-- Start RECORD SET --

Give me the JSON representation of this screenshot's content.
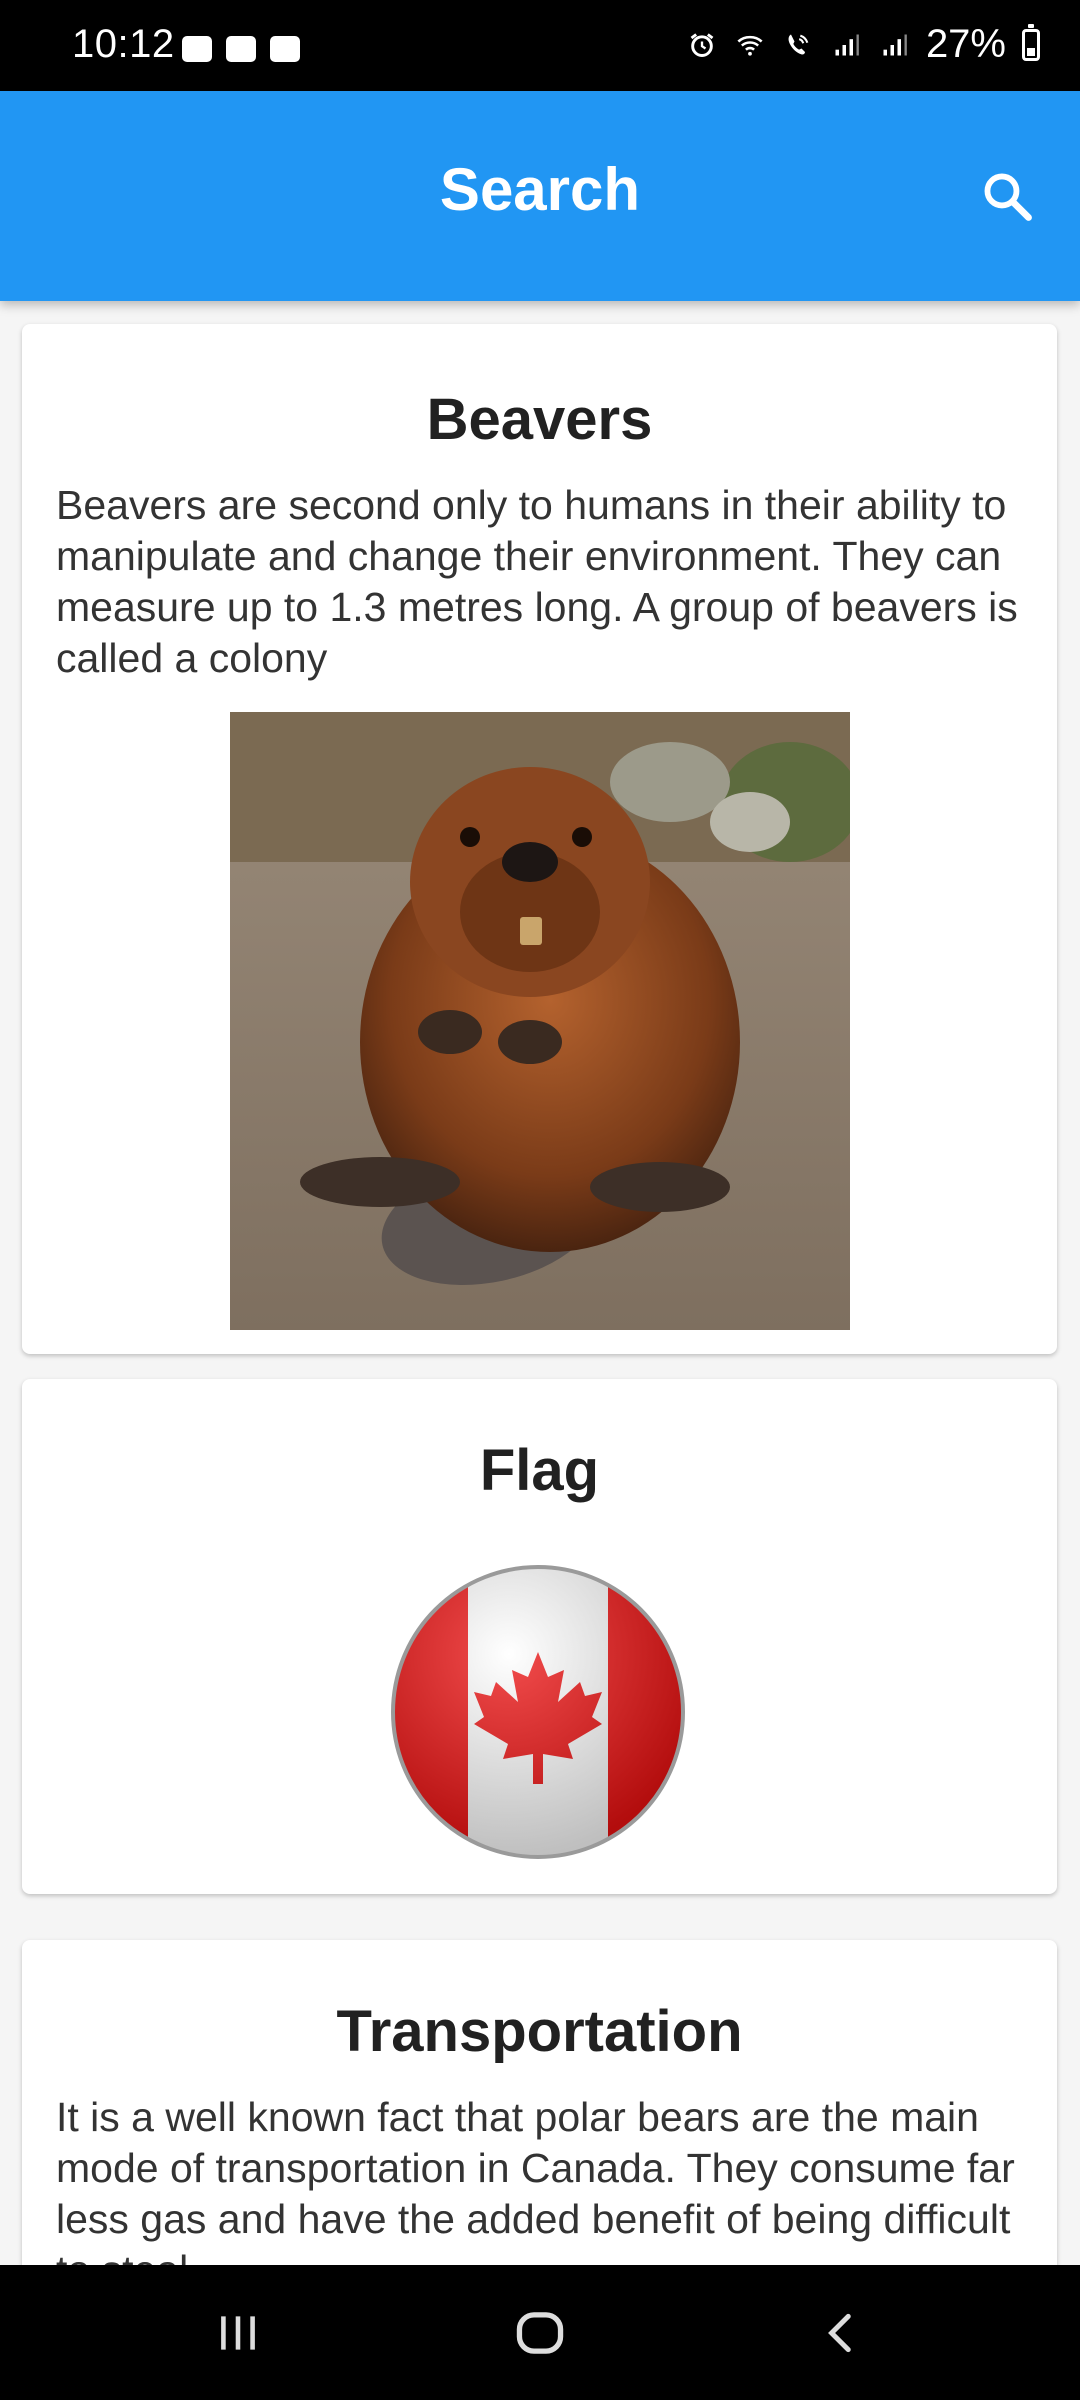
{
  "status_bar": {
    "time": "10:12",
    "battery": "27%",
    "battery_level": 0.27,
    "left_icons": [
      "paytm-icon",
      "clock-app-icon",
      "outlook-icon"
    ],
    "right_icons": [
      "alarm-icon",
      "wifi-icon",
      "wifi-call-icon",
      "signal-icon",
      "signal-icon"
    ]
  },
  "app_bar": {
    "title": "Search",
    "color": "#2196F3",
    "action_icon": "search-icon"
  },
  "cards": [
    {
      "title": "Beavers",
      "body": "Beavers are second only to humans in their ability to manipulate and change their environment. They can measure up to 1.3 metres long. A group of beavers is called a colony",
      "image": "beaver-photo"
    },
    {
      "title": "Flag",
      "image": "canada-flag-icon"
    },
    {
      "title": "Transportation",
      "body": "It is a well known fact that polar bears are the main mode of transportation in Canada. They consume far less gas and have the added benefit of being difficult to steal."
    }
  ],
  "nav_bar": {
    "buttons": [
      "recent-apps-icon",
      "home-icon",
      "back-icon"
    ]
  }
}
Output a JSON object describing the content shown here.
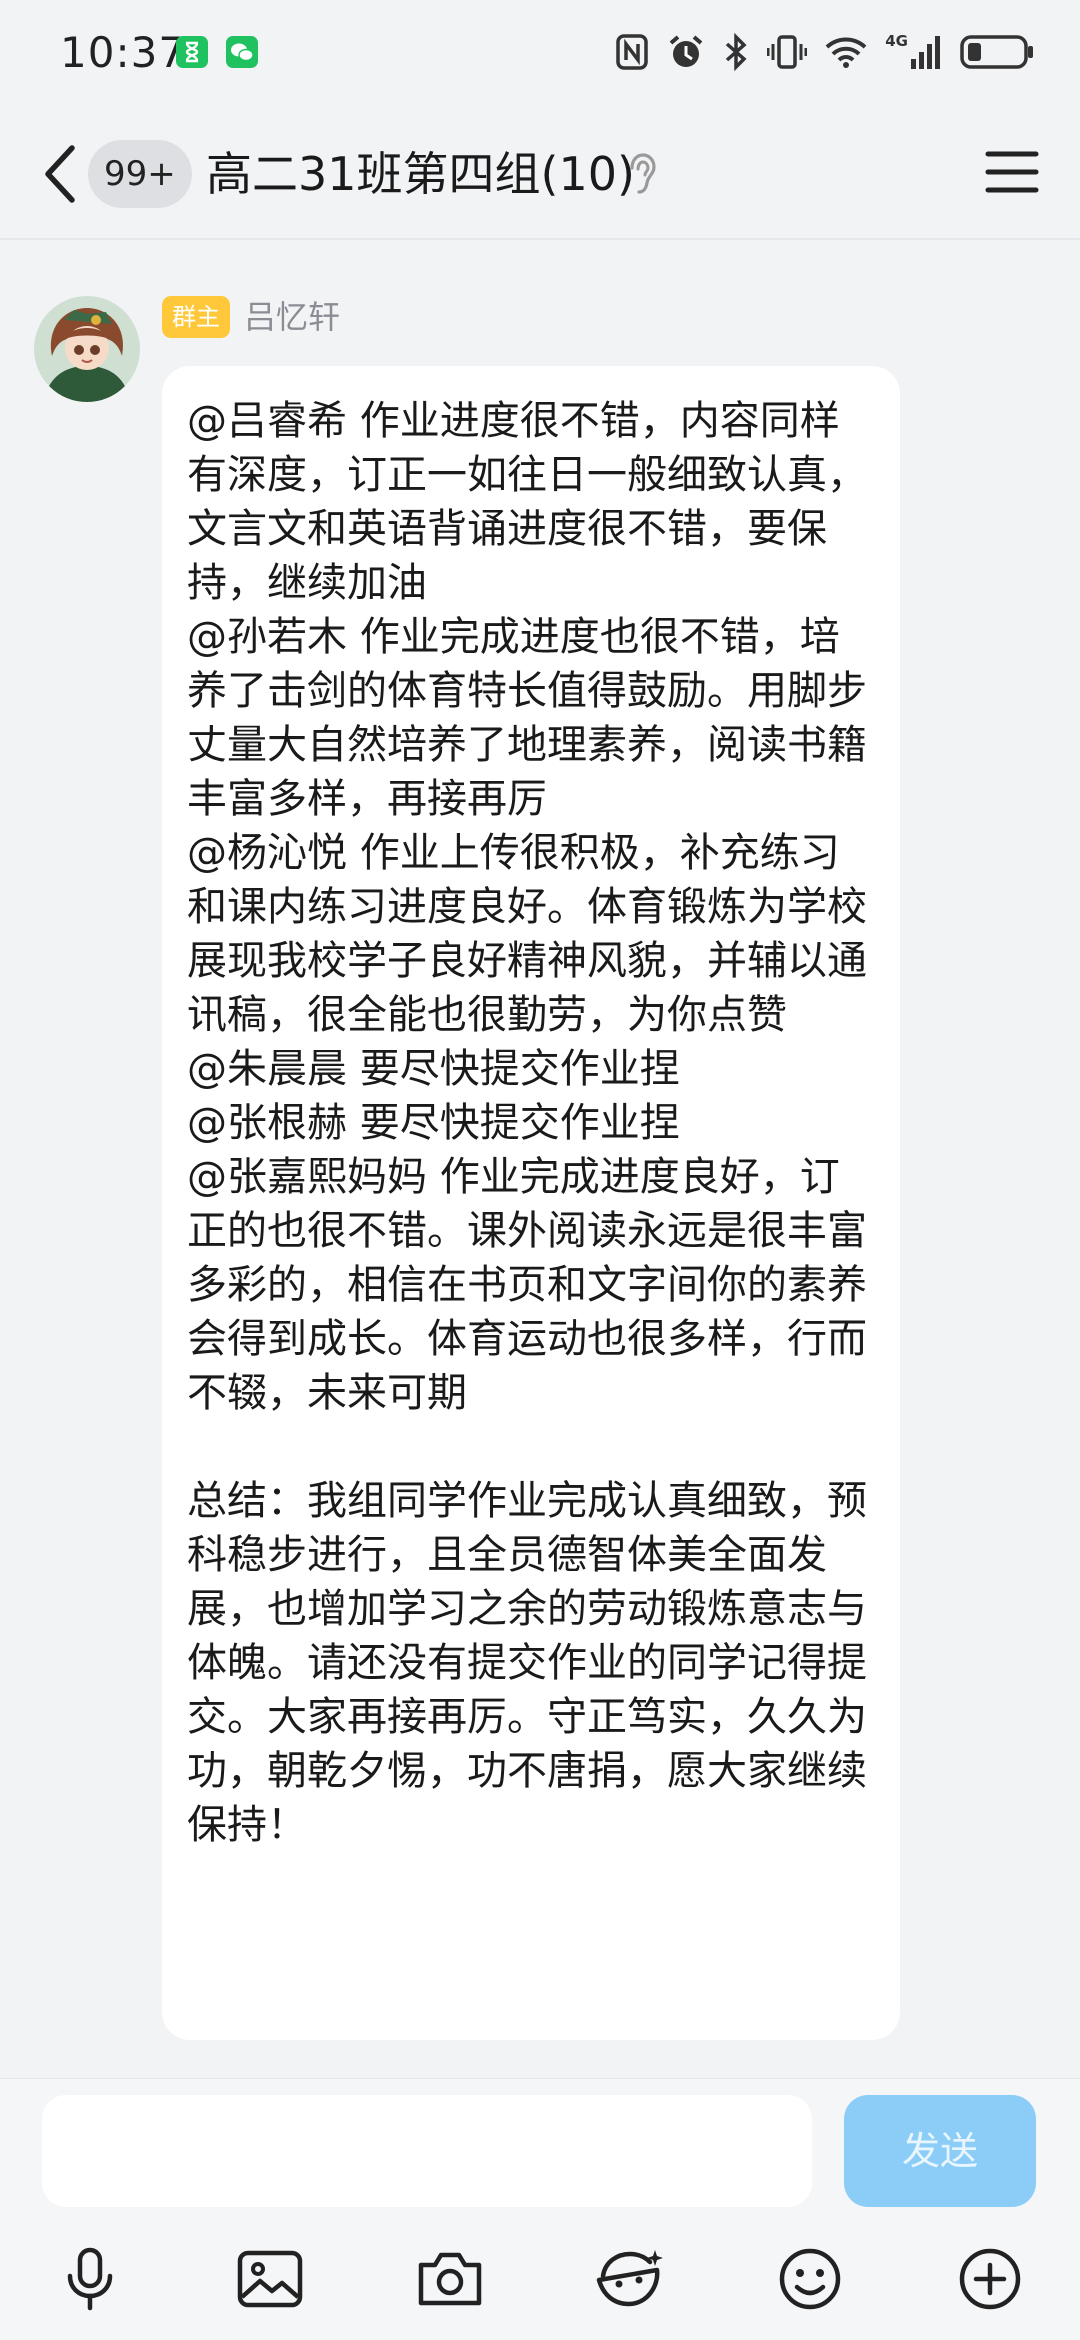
{
  "status_bar": {
    "time": "10:37",
    "left_icons": [
      "hourglass-app-icon",
      "wechat-app-icon"
    ],
    "right_icons": [
      "nfc-icon",
      "alarm-icon",
      "bluetooth-icon",
      "vibrate-icon",
      "wifi-icon",
      "signal-4g-icon",
      "battery-icon"
    ],
    "network_label": "4G"
  },
  "header": {
    "unread_count": "99+",
    "title": "高二31班第四组(10)",
    "back_icon": "chevron-left-icon",
    "ear_icon": "ear-mode-icon",
    "menu_icon": "hamburger-menu-icon"
  },
  "message": {
    "badge": "群主",
    "sender": "吕忆轩",
    "avatar_icon": "user-avatar",
    "text": "@吕睿希 作业进度很不错，内容同样有深度，订正一如往日一般细致认真，文言文和英语背诵进度很不错，要保持，继续加油\n@孙若木 作业完成进度也很不错，培养了击剑的体育特长值得鼓励。用脚步丈量大自然培养了地理素养，阅读书籍丰富多样，再接再厉\n@杨沁悦 作业上传很积极，补充练习和课内练习进度良好。体育锻炼为学校展现我校学子良好精神风貌，并辅以通讯稿，很全能也很勤劳，为你点赞\n@朱晨晨 要尽快提交作业捏\n@张根赫 要尽快提交作业捏\n@张嘉熙妈妈 作业完成进度良好，订正的也很不错。课外阅读永远是很丰富多彩的，相信在书页和文字间你的素养会得到成长。体育运动也很多样，行而不辍，未来可期\n\n总结：我组同学作业完成认真细致，预科稳步进行，且全员德智体美全面发展，也增加学习之余的劳动锻炼意志与体魄。请还没有提交作业的同学记得提交。大家再接再厉。守正笃实，久久为功，朝乾夕惕，功不唐捐，愿大家继续保持！"
  },
  "composer": {
    "input_value": "",
    "send_label": "发送",
    "tools": [
      "microphone-icon",
      "image-icon",
      "camera-icon",
      "magic-emoji-icon",
      "smiley-icon",
      "plus-icon"
    ]
  },
  "colors": {
    "background": "#f2f3f5",
    "bubble": "#ffffff",
    "owner_badge": "#ffc83a",
    "send_button_disabled": "#8ccdf8",
    "status_app_green": "#1fc25e"
  }
}
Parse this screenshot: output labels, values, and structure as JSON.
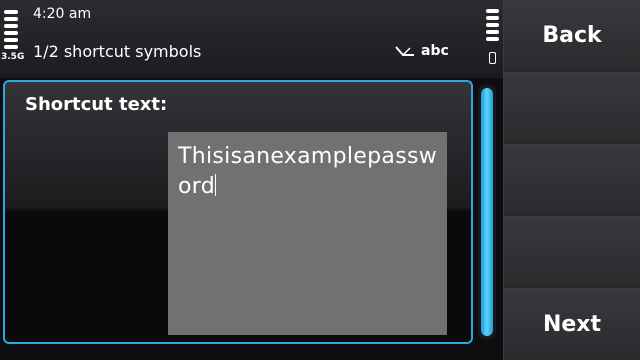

-- End RECORD SET --

EXERCISE GOAL: Using the records above, find and show each line with the string "this".

TASK RESPONSE:
Give me the JSON representation of this screenshot's content.
Parse this screenshot: output labels, values, and structure as JSON.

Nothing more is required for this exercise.